● **REQUIRED TASK**:
Copy out every line exactly as given.
========
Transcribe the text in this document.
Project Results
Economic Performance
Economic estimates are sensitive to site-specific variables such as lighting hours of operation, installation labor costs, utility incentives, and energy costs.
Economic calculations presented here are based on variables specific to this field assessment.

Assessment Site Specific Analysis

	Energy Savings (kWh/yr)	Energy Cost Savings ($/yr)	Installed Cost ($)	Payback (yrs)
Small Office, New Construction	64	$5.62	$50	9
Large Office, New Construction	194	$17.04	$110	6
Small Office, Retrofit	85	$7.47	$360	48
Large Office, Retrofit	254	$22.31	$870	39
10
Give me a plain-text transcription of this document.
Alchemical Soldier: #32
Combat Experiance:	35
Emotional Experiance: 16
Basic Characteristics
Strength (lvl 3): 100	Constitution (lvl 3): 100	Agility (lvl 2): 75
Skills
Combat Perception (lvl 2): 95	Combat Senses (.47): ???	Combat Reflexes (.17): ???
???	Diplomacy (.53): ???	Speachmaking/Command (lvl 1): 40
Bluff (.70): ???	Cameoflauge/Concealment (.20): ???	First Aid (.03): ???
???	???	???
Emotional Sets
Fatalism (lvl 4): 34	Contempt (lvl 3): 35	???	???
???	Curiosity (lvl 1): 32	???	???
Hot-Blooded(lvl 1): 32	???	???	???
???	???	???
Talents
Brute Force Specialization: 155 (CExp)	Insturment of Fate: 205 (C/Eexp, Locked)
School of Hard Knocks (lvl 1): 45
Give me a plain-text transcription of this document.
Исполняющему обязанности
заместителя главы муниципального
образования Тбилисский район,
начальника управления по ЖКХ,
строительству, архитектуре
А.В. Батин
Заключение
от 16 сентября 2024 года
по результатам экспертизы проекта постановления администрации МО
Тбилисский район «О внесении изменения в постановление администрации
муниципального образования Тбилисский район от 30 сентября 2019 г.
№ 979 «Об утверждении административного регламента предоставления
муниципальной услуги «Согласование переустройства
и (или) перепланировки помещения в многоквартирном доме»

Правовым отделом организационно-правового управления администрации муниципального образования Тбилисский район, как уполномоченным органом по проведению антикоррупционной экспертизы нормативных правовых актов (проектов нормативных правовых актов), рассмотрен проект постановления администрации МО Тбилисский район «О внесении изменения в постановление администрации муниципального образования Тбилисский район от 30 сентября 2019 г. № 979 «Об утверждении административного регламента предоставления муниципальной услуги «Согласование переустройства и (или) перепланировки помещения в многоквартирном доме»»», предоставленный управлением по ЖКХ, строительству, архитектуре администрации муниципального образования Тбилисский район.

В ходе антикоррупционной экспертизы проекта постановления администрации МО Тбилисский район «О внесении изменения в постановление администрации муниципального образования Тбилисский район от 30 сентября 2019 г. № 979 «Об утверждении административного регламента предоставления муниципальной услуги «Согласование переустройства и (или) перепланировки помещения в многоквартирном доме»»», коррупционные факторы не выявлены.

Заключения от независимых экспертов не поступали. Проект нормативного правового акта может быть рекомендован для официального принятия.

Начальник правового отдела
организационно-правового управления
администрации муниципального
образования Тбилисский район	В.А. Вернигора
========
● **ANSWER FOR THE TASK**:
Transcribe the text in this document.
Project Results
Economic Performance
Economic estimates are sensitive to site-specific variables such as lighting hours of operation, installation labor costs, utility incentives, and energy costs.
Economic calculations presented here are based on variables specific to this field assessment.

Assessment Site Specific Analysis

	Energy Savings (kWh/yr)	Energy Cost Savings ($/yr)	Installed Cost ($)	Payback (yrs)
Small Office, New Construction	64	$5.62	$50	9
Large Office, New Construction	194	$17.04	$110	6
Small Office, Retrofit	85	$7.47	$360	48
Large Office, Retrofit	254	$22.31	$870	39
10
Give me a plain-text transcription of this document.
Alchemical Soldier: #32
Combat Experiance:	35
Emotional Experiance: 16
Basic Characteristics
Strength (lvl 3): 100	Constitution (lvl 3): 100	Agility (lvl 2): 75
Skills
Combat Perception (lvl 2): 95	Combat Senses (.47): ???	Combat Reflexes (.17): ???
???	Diplomacy (.53): ???	Speachmaking/Command (lvl 1): 40
Bluff (.70): ???	Cameoflauge/Concealment (.20): ???	First Aid (.03): ???
???	???	???
Emotional Sets
Fatalism (lvl 4): 34	Contempt (lvl 3): 35	???	???
???	Curiosity (lvl 1): 32	???	???
Hot-Blooded(lvl 1): 32	???	???	???
???	???	???
Talents
Brute Force Specialization: 155 (CExp)	Insturment of Fate: 205 (C/Eexp, Locked)
School of Hard Knocks (lvl 1): 45
Give me a plain-text transcription of this document.
Исполняющему обязанности
заместителя главы муниципального
образования Тбилисский район,
начальника управления по ЖКХ,
строительству, архитектуре
А.В. Батин
Заключение
от 16 сентября 2024 года
по результатам экспертизы проекта постановления администрации МО
Тбилисский район «О внесении изменения в постановление администрации
муниципального образования Тбилисский район от 30 сентября 2019 г.
№ 979 «Об утверждении административного регламента предоставления
муниципальной услуги «Согласование переустройства
и (или) перепланировки помещения в многоквартирном доме»

Правовым отделом организационно-правового управления администрации муниципального образования Тбилисский район, как уполномоченным органом по проведению антикоррупционной экспертизы нормативных правовых актов (проектов нормативных правовых актов), рассмотрен проект постановления администрации МО Тбилисский район «О внесении изменения в постановление администрации муниципального образования Тбилисский район от 30 сентября 2019 г. № 979 «Об утверждении административного регламента предоставления муниципальной услуги «Согласование переустройства и (или) перепланировки помещения в многоквартирном доме»»», предоставленный управлением по ЖКХ, строительству, архитектуре администрации муниципального образования Тбилисский район.

В ходе антикоррупционной экспертизы проекта постановления администрации МО Тбилисский район «О внесении изменения в постановление администрации муниципального образования Тбилисский район от 30 сентября 2019 г. № 979 «Об утверждении административного регламента предоставления муниципальной услуги «Согласование переустройства и (или) перепланировки помещения в многоквартирном доме»»», коррупционные факторы не выявлены.

Заключения от независимых экспертов не поступали. Проект нормативного правового акта может быть рекомендован для официального принятия.

Начальник правового отдела
организационно-правового управления
администрации муниципального
образования Тбилисский район	В.А. Вернигора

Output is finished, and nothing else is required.